* _Task instructions_
The data below must be copied in full and without any change.

○ ○ ○ ○ ○ ○ ○

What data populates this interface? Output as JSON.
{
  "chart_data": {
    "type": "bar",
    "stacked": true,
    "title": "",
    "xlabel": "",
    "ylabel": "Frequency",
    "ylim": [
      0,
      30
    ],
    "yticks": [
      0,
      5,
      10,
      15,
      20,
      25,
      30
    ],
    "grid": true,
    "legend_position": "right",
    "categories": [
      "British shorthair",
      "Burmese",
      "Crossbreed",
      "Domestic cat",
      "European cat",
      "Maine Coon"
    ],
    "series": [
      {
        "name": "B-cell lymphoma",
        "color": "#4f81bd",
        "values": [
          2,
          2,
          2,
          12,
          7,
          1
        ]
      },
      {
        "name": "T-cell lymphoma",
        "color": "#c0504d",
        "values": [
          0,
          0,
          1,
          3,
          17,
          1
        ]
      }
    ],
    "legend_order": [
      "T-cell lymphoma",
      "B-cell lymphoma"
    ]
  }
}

○ ○ ○ ○ ○ ○ ○

* _Completed exercise_
What data populates this interface? Output as JSON.
{
  "chart_data": {
    "type": "bar",
    "stacked": true,
    "title": "",
    "xlabel": "",
    "ylabel": "Frequency",
    "ylim": [
      0,
      30
    ],
    "yticks": [
      0,
      5,
      10,
      15,
      20,
      25,
      30
    ],
    "grid": true,
    "legend_position": "right",
    "categories": [
      "British shorthair",
      "Burmese",
      "Crossbreed",
      "Domestic cat",
      "European cat",
      "Maine Coon"
    ],
    "series": [
      {
        "name": "B-cell lymphoma",
        "color": "#4f81bd",
        "values": [
          2,
          2,
          2,
          12,
          7,
          1
        ]
      },
      {
        "name": "T-cell lymphoma",
        "color": "#c0504d",
        "values": [
          0,
          0,
          1,
          3,
          17,
          1
        ]
      }
    ],
    "legend_order": [
      "T-cell lymphoma",
      "B-cell lymphoma"
    ]
  }
}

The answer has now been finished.